= Exercises =
1 – In the Scottish Premier League preview, at which ground was Neil Lennon attacked in his technical area?
2 – Reproduce the Scottish Premier League preview from "Then there was" up to and including "coming under attack.".

= Document text =
<<<<

Scottish Premier League Preview

by Joel Sked

The 20110/2011 Scottish Premier League season will be remembered north of the border for years to come. After all who is able to forget weather playing havoc with the season’s calendar, referees going on strike all the while chairmen of the 12 clubs and the games leaders bickered and disagreed over the set-up of Scottish football?

Then there was the bomb and death threats towards Neil Lennon compounded when he came under attack in his technical area at Tynecastle as a Heart of Midlothian ‘fan’ evaded police and stewards! Yes, if you have not batted an eye-lid towards Scottish football over the last year or have been living it up under a rock you have read correctly, bomb threats and a manager coming under attack.

However if we move on to the field 2010/2011 is, erm, easily forgettable. The Old Firm occupy the top two positions? Check. The ‘other’ 10 do their ‘thing’. Check. Who would have ever thought?

So what does 2011/2012 have in store for us? More of the same? Yes and no.

>>>>

= Collected material =
<<<<

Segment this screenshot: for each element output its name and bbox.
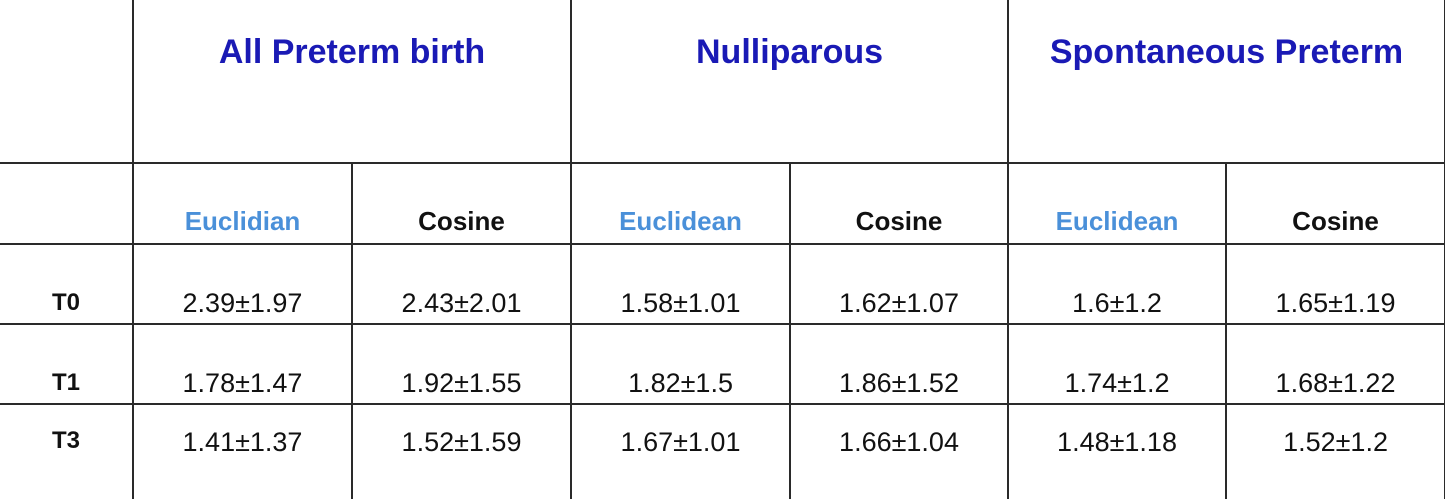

>>>>

= Answers for this exercise =
1 – At Tynecastle.

2 –
Then there was the bomb and death threats towards Neil Lennon compounded when he came under attack in his technical area at Tynecastle as a Heart of Midlothian ‘fan’ evaded police and stewards! Yes, if you have not batted an eye-lid towards Scottish football over the last year or have been living it up under a rock you have read correctly, bomb threats and a manager coming under attack.